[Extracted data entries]
########################################

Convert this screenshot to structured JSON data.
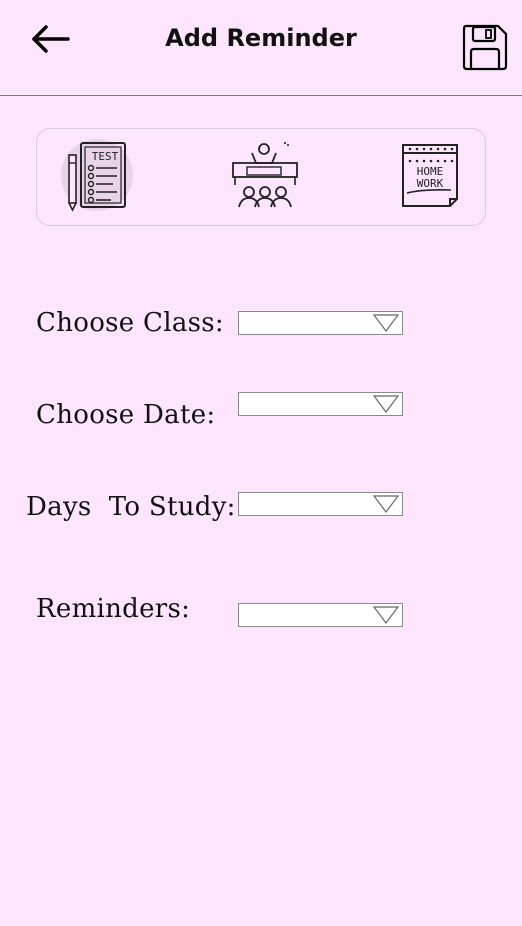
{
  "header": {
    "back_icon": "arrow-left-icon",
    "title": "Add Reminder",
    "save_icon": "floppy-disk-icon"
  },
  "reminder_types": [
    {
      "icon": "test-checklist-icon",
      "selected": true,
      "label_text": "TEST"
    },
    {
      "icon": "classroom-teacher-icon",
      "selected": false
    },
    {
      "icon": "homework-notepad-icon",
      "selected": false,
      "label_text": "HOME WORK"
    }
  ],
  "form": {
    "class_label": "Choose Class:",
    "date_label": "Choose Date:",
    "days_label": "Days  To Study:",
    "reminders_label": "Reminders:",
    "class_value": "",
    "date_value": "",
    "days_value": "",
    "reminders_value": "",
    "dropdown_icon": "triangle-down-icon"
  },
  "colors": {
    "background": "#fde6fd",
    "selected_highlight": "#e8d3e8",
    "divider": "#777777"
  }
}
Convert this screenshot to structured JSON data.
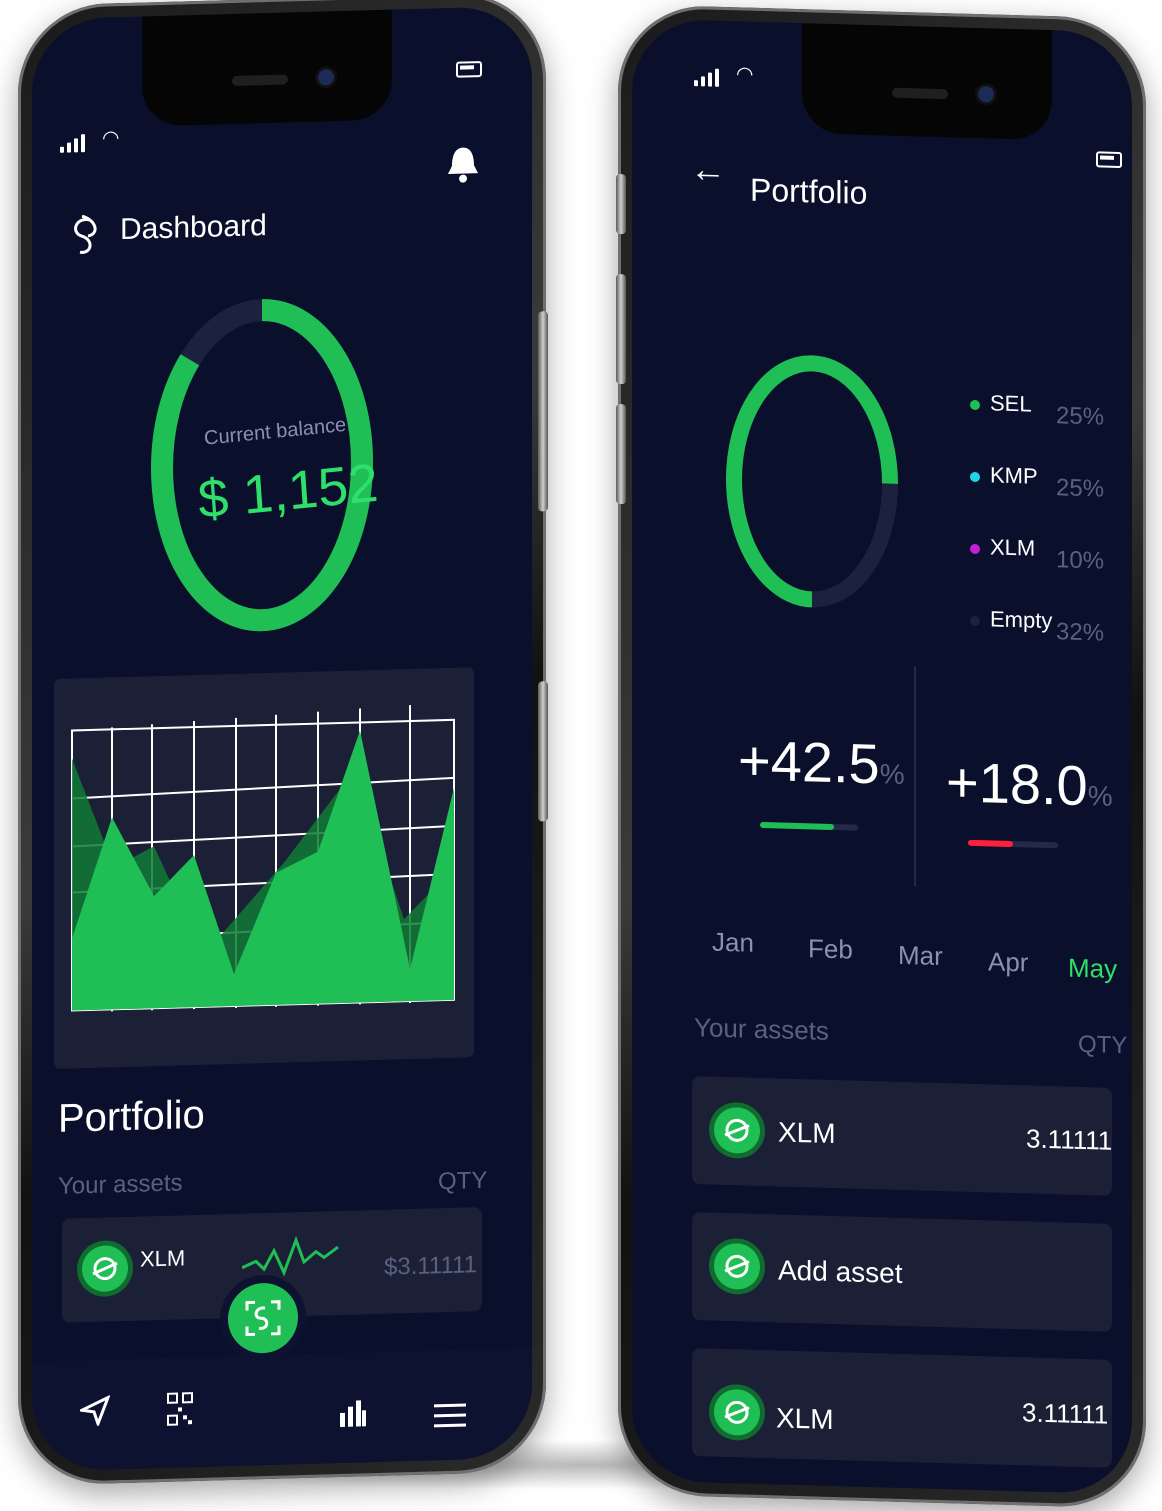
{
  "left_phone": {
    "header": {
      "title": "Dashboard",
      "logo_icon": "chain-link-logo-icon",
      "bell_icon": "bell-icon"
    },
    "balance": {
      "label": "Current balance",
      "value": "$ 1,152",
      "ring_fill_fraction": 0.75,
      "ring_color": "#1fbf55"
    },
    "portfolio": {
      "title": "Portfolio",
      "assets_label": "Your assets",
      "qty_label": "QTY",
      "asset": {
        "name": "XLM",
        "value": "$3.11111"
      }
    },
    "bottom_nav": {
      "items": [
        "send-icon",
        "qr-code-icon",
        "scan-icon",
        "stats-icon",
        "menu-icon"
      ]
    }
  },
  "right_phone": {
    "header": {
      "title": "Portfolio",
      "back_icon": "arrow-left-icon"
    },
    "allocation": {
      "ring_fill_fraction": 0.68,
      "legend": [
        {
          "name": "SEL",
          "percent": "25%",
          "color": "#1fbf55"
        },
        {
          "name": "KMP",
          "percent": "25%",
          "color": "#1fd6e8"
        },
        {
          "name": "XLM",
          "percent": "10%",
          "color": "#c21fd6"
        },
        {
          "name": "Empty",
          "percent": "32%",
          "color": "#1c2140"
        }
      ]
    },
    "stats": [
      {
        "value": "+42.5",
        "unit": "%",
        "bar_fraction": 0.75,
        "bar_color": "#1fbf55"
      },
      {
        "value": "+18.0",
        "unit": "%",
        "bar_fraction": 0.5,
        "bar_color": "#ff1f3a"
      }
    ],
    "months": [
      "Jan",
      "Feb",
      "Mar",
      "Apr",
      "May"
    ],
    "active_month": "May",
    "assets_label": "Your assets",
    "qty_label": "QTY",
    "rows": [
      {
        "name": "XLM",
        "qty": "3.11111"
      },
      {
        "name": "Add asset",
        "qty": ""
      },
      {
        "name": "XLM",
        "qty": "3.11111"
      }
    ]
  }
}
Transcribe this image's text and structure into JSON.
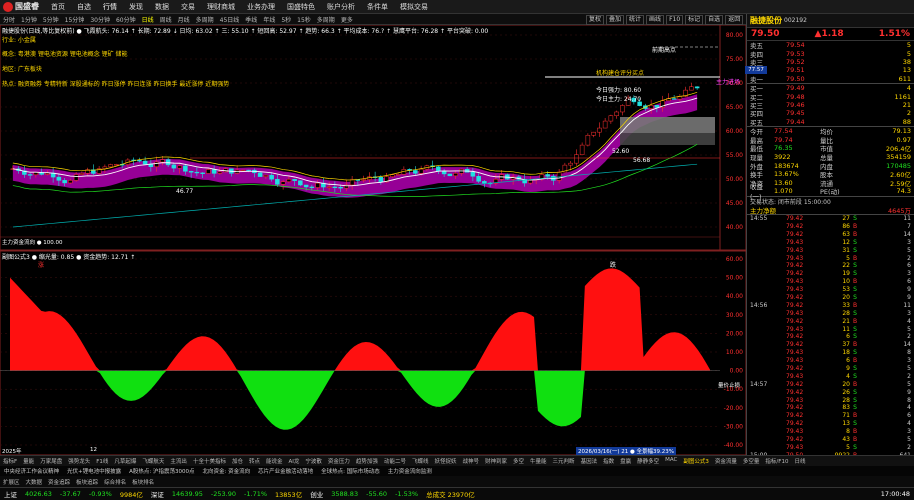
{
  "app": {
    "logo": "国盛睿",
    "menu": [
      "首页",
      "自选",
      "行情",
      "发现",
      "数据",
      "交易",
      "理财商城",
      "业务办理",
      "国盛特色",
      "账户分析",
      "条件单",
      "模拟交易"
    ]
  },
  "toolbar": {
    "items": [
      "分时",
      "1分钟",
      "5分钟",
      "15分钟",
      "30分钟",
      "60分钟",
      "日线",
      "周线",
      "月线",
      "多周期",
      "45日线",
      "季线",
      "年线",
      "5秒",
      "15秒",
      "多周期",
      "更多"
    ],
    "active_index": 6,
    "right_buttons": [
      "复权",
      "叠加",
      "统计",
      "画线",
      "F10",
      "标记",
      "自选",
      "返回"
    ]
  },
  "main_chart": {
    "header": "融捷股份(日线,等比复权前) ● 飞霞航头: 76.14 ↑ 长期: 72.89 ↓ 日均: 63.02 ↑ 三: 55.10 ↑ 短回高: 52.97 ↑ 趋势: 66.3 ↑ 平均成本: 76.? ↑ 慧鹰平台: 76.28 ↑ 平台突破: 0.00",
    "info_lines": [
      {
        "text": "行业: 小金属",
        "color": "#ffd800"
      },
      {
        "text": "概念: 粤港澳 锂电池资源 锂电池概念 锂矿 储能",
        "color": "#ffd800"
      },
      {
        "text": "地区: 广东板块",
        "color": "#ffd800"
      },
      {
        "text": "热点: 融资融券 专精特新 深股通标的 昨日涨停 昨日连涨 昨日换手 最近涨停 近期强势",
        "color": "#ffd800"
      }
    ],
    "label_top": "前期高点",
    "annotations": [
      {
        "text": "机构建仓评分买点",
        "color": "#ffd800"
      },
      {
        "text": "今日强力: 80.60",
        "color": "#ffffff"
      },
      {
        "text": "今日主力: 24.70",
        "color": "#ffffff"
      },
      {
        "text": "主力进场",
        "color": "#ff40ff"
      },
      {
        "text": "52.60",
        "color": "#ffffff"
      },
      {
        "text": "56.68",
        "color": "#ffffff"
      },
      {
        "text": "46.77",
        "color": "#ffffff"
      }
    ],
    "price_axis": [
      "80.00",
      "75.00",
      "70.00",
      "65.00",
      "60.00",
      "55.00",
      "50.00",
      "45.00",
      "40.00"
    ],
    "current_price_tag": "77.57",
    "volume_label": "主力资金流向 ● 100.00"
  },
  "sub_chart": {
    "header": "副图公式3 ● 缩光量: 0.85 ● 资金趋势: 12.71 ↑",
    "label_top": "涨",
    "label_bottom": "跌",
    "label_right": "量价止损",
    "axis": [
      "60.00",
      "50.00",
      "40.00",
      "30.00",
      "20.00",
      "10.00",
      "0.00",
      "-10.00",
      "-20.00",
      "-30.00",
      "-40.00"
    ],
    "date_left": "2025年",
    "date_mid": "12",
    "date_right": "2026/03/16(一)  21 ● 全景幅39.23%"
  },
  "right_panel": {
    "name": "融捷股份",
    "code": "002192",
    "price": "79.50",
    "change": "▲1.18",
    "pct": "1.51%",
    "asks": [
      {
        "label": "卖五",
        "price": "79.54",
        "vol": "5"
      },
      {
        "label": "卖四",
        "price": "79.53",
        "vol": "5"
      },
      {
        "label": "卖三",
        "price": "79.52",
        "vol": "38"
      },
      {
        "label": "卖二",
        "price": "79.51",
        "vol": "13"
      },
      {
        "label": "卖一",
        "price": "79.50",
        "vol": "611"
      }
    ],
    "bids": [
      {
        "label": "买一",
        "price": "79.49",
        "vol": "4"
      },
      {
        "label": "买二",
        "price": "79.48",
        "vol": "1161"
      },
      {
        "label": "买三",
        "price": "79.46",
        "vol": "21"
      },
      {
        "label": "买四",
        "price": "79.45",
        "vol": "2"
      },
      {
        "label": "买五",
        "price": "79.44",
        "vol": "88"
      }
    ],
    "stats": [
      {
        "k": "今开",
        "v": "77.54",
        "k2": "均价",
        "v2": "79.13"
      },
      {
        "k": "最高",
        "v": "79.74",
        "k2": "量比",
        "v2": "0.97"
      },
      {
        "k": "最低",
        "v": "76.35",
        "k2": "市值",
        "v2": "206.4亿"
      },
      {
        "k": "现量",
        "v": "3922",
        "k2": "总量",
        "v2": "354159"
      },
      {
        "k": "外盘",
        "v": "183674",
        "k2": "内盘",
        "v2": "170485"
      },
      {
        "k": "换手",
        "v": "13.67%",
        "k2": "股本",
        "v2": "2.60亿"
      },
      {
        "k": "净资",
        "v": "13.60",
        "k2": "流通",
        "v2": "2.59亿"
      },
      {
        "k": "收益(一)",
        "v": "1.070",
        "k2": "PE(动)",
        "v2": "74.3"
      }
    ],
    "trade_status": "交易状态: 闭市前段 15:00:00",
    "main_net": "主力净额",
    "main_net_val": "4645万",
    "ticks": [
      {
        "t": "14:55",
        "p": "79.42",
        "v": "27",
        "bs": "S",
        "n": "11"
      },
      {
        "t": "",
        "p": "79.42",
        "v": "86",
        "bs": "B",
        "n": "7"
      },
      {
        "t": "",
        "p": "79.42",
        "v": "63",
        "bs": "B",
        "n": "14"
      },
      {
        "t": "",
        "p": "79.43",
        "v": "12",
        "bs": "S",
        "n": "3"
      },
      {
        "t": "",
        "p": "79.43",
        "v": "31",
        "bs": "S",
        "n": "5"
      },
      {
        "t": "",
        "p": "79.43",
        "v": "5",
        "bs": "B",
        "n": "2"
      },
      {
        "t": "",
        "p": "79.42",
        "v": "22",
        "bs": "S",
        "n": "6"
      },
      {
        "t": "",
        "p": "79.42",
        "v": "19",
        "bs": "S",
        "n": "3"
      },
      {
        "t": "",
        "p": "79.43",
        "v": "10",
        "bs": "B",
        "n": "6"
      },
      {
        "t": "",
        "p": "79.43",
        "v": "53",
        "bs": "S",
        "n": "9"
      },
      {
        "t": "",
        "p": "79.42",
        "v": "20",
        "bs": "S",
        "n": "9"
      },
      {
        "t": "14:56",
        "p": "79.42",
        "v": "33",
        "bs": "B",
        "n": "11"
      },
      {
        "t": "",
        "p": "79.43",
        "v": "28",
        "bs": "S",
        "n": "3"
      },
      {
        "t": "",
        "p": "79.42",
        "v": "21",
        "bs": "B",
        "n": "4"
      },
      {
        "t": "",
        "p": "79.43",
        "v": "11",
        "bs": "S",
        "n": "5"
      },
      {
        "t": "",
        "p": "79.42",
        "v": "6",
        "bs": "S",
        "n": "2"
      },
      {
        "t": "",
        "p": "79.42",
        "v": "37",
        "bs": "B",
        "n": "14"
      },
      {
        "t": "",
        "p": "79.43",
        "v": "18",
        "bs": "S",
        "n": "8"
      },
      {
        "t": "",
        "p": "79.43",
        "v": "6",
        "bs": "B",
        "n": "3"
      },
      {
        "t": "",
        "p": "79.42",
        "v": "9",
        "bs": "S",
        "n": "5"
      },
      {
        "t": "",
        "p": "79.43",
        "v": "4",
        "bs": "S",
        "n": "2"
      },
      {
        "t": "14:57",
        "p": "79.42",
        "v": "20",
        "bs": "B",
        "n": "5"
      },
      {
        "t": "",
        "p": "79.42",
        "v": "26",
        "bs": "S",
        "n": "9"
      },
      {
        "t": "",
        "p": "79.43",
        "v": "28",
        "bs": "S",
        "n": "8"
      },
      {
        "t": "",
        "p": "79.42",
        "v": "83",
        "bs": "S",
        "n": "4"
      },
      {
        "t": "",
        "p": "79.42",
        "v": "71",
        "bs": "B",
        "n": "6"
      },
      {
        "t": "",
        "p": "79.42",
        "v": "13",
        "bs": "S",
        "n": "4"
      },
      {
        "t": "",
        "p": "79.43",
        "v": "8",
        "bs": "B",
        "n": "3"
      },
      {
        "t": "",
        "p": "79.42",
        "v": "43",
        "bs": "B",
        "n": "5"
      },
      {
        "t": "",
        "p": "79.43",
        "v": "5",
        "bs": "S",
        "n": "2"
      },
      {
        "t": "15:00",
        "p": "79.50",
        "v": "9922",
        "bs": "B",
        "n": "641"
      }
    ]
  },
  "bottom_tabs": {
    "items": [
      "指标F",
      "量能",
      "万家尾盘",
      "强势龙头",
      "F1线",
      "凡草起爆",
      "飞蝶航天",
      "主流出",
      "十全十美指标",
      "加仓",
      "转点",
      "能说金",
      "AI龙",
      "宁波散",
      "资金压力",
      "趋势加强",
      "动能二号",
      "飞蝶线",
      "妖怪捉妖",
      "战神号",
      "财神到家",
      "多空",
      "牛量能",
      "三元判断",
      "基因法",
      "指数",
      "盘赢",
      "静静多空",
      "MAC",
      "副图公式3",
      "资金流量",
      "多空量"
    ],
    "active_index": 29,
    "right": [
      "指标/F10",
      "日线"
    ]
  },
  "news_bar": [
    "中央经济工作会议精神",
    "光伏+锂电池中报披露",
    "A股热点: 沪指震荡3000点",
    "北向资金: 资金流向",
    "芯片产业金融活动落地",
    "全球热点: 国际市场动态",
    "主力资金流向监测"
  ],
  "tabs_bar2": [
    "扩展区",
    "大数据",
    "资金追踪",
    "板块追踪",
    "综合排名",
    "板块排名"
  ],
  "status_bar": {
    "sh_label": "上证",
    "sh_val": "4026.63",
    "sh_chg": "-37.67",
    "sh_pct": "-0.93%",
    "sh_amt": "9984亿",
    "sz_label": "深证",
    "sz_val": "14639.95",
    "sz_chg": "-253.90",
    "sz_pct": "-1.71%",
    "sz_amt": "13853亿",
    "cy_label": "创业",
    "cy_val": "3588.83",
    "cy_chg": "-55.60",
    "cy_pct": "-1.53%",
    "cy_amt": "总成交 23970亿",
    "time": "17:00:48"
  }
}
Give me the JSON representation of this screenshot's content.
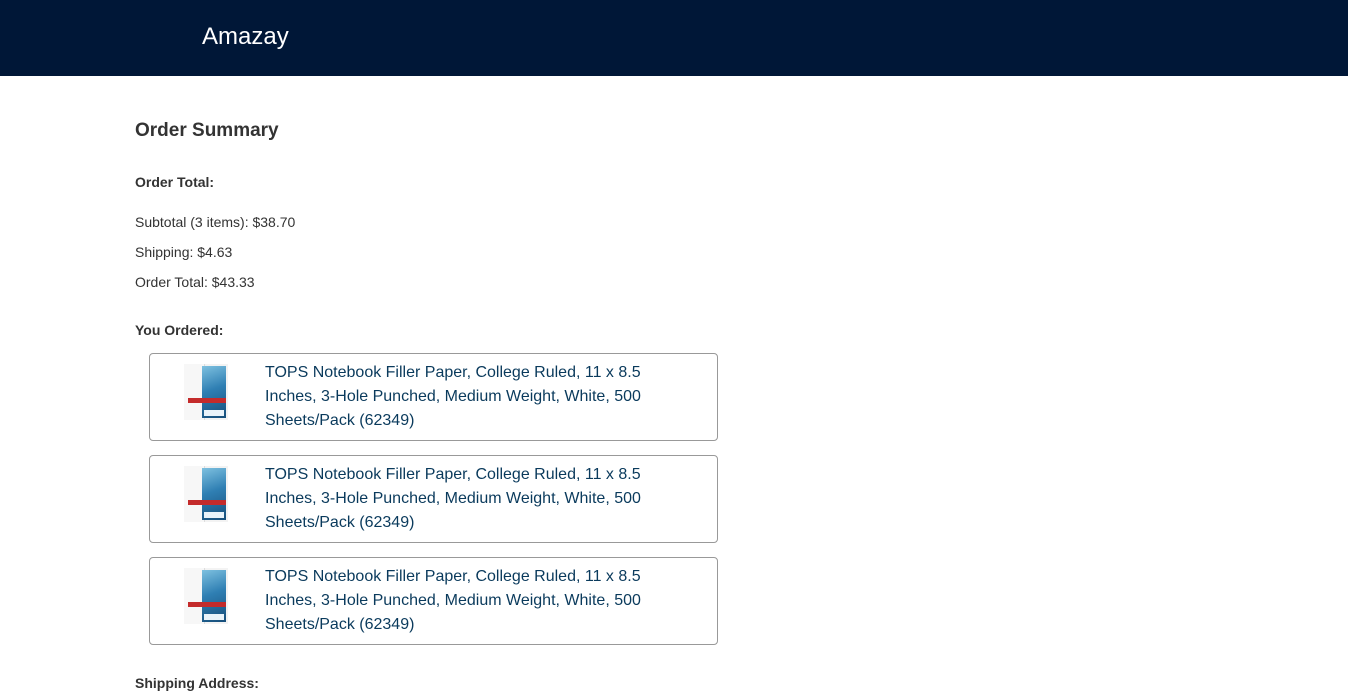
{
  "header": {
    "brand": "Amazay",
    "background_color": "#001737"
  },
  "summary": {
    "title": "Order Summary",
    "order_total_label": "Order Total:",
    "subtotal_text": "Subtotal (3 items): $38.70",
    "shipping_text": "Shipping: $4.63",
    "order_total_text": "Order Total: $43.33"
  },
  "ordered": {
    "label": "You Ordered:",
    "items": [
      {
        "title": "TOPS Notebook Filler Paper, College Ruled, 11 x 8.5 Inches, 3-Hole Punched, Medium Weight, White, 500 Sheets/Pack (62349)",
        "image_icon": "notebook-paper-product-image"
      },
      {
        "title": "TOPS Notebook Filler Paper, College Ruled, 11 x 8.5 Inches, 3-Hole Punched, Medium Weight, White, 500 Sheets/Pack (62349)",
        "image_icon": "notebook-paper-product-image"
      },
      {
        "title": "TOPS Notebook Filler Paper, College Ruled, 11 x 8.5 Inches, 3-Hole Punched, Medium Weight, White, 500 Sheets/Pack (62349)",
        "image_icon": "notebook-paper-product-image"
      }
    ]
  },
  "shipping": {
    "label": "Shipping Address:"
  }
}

########################################

Begin with the line that contains "Give me the" and copy every line through the end of the listing, exactly as written, both ends included. Pictures are not part of the copy.

**Exercise solution**
Give me the JSON representation of this screenshot's content.
{
  "header": {
    "brand": "Amazay",
    "background_color": "#001737"
  },
  "summary": {
    "title": "Order Summary",
    "order_total_label": "Order Total:",
    "subtotal_text": "Subtotal (3 items): $38.70",
    "shipping_text": "Shipping: $4.63",
    "order_total_text": "Order Total: $43.33"
  },
  "ordered": {
    "label": "You Ordered:",
    "items": [
      {
        "title": "TOPS Notebook Filler Paper, College Ruled, 11 x 8.5 Inches, 3-Hole Punched, Medium Weight, White, 500 Sheets/Pack (62349)",
        "image_icon": "notebook-paper-product-image"
      },
      {
        "title": "TOPS Notebook Filler Paper, College Ruled, 11 x 8.5 Inches, 3-Hole Punched, Medium Weight, White, 500 Sheets/Pack (62349)",
        "image_icon": "notebook-paper-product-image"
      },
      {
        "title": "TOPS Notebook Filler Paper, College Ruled, 11 x 8.5 Inches, 3-Hole Punched, Medium Weight, White, 500 Sheets/Pack (62349)",
        "image_icon": "notebook-paper-product-image"
      }
    ]
  },
  "shipping": {
    "label": "Shipping Address:"
  }
}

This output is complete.